── Stored records ──

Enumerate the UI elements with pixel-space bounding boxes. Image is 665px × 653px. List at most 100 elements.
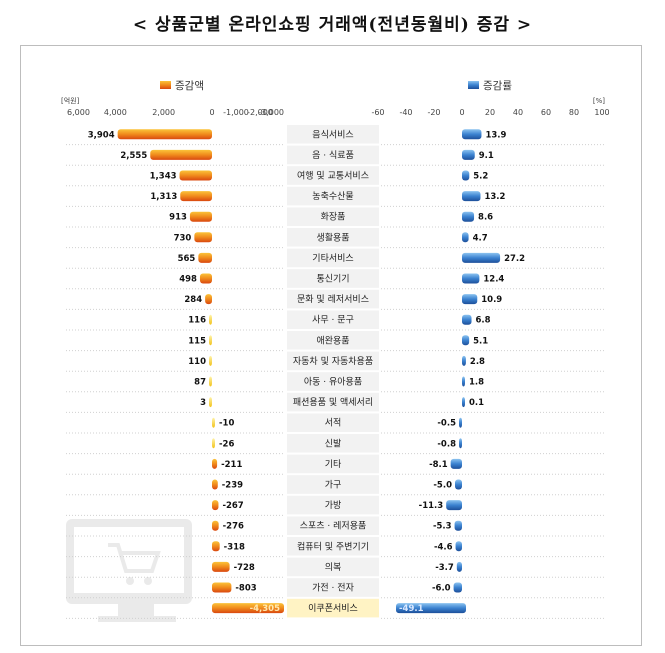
axis-tick-rate: 20 <box>485 108 495 117</box>
axis-tick-rate: -40 <box>399 108 412 117</box>
axis-tick-amount: 0 <box>209 108 214 117</box>
legend-amount: 증감액 <box>175 80 204 92</box>
amount-label: 284 <box>184 295 202 305</box>
category-label-bg <box>287 145 379 165</box>
category-label-bg <box>287 557 379 577</box>
amount-label: 1,313 <box>150 192 177 202</box>
rate-bar <box>462 170 470 181</box>
amount-bar <box>212 520 219 531</box>
rate-bar <box>462 252 501 263</box>
rate-label: -5.0 <box>433 481 452 491</box>
category-label: 가방 <box>325 500 342 511</box>
axis-tick-amount: 2,000 <box>152 108 175 117</box>
category-label-bg <box>287 372 379 391</box>
amount-label: -276 <box>223 522 244 532</box>
amount-bar <box>212 561 230 572</box>
axis-tick-amount: 4,000 <box>104 108 127 117</box>
rate-label: 9.1 <box>479 151 494 161</box>
axis-tick-rate: 40 <box>513 108 523 117</box>
rate-label: -4.6 <box>434 542 453 552</box>
amount-label: -267 <box>222 501 243 511</box>
amount-label: 87 <box>194 378 206 388</box>
category-label-bg <box>287 475 379 494</box>
amount-bar <box>205 294 212 305</box>
rate-label: 5.1 <box>473 336 488 346</box>
category-label: 서적 <box>325 417 342 429</box>
category-label: 스포츠 · 레저용품 <box>300 521 367 532</box>
amount-label: -239 <box>222 481 243 491</box>
rate-bar <box>454 520 462 531</box>
rate-label: 1.8 <box>469 378 484 388</box>
category-label-bg <box>287 207 379 226</box>
axis-tick-rate: -20 <box>427 108 440 117</box>
amount-label: 3 <box>200 398 206 408</box>
amount-label: -318 <box>224 542 245 552</box>
axis-tick-rate: 0 <box>459 108 464 117</box>
rate-bar <box>455 479 462 490</box>
rate-label: -49.1 <box>399 604 424 614</box>
category-label-bg <box>287 598 379 618</box>
category-label-bg <box>287 125 379 144</box>
legend-rate: 증감률 <box>483 80 512 92</box>
amount-bar <box>199 273 212 284</box>
category-label: 가전 · 전자 <box>312 583 354 594</box>
axis-tick-rate: -60 <box>371 108 384 117</box>
category-label-bg <box>287 228 379 247</box>
amount-label: 498 <box>179 275 197 285</box>
amount-bar <box>212 438 215 449</box>
rate-label: 0.1 <box>469 398 484 408</box>
amount-label: 3,904 <box>88 130 115 140</box>
category-label: 가구 <box>325 480 342 491</box>
rate-bar <box>462 129 482 140</box>
category-label: 아동 · 유아용품 <box>304 377 362 388</box>
category-label: 신발 <box>325 438 342 449</box>
category-label-bg <box>287 495 379 515</box>
amount-label: 565 <box>178 254 196 264</box>
category-label: 통신기기 <box>316 274 349 285</box>
amount-bar <box>209 314 212 325</box>
category-label: 음 · 식료품 <box>312 150 354 161</box>
rate-label: -6.0 <box>432 584 451 594</box>
amount-bar <box>209 335 212 346</box>
amount-bar <box>117 129 212 140</box>
category-label-bg <box>287 310 379 329</box>
category-label-bg <box>287 413 379 432</box>
unit-rate: [%] <box>593 97 605 105</box>
rate-label: 8.6 <box>478 213 493 223</box>
category-label-bg <box>287 392 379 412</box>
category-label: 화장품 <box>321 212 346 223</box>
rate-bar <box>450 458 462 469</box>
amount-label: 116 <box>188 316 206 326</box>
rate-bar <box>462 149 475 160</box>
amount-bar <box>194 232 212 243</box>
category-label: 문화 및 레저서비스 <box>297 293 369 305</box>
rate-bar <box>462 294 478 305</box>
category-label: 생활용품 <box>316 231 349 243</box>
amount-label: 913 <box>169 213 187 223</box>
amount-bar <box>150 149 212 160</box>
category-label-bg <box>287 331 379 350</box>
rate-label: -8.1 <box>429 460 448 470</box>
rate-bar <box>455 541 462 552</box>
rate-bar <box>459 417 462 428</box>
category-label: 농축수산물 <box>312 191 353 202</box>
amount-label: 2,555 <box>120 151 147 161</box>
category-label-bg <box>287 578 379 597</box>
rate-bar <box>462 376 465 387</box>
amount-bar <box>209 376 212 387</box>
rate-bar <box>462 273 480 284</box>
amount-bar <box>212 417 215 428</box>
amount-bar <box>212 500 219 511</box>
rate-bar <box>462 211 475 222</box>
category-label: 컴퓨터 및 주변기기 <box>297 540 369 552</box>
rate-label: 12.4 <box>483 275 504 285</box>
amount-label: 1,343 <box>150 172 177 182</box>
category-label: 사무 · 문구 <box>312 315 354 326</box>
category-label-bg <box>287 454 379 474</box>
shopping-cart-icon <box>66 519 192 622</box>
amount-bar <box>180 191 212 202</box>
rate-bar <box>456 561 462 572</box>
amount-label: -4,305 <box>250 604 280 614</box>
rate-bar <box>462 397 465 408</box>
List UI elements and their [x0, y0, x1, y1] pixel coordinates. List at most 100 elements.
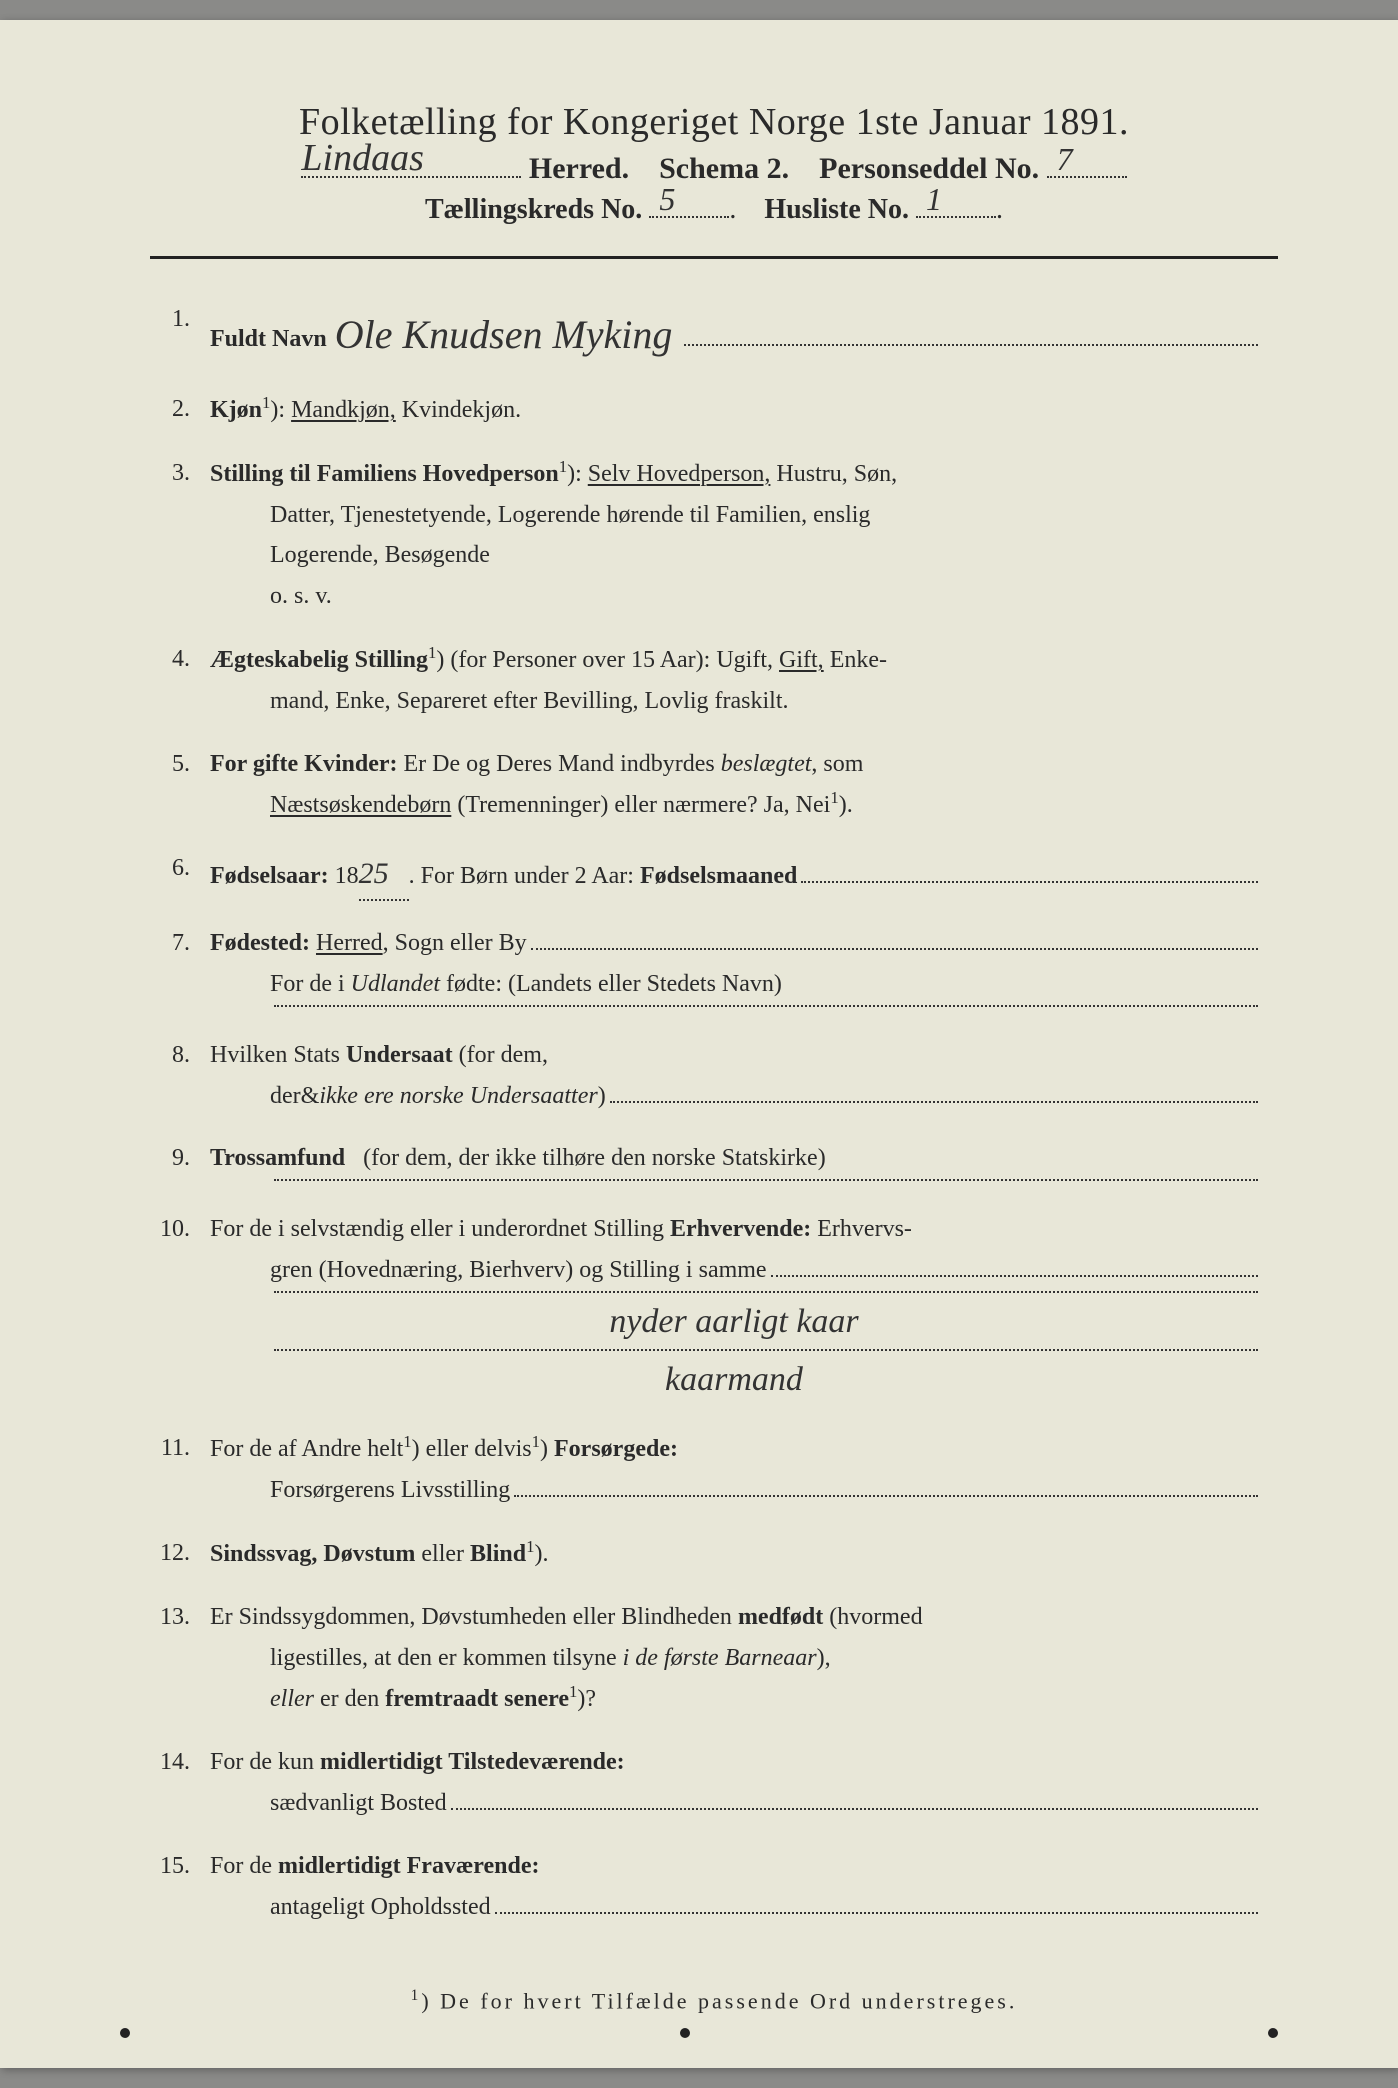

───

[Instructions to follow]
Pull out each line of the records above that contains the word "most", and copy it in full.

[Answer to the exercise]
Enumerate the UI elements with pixel-space bounding boxes. Image is 665px × 653px. List at most 100 elements.
List UI elements and their [x0, y0, x1, y1] pixel coordinates. List at most 100 elements.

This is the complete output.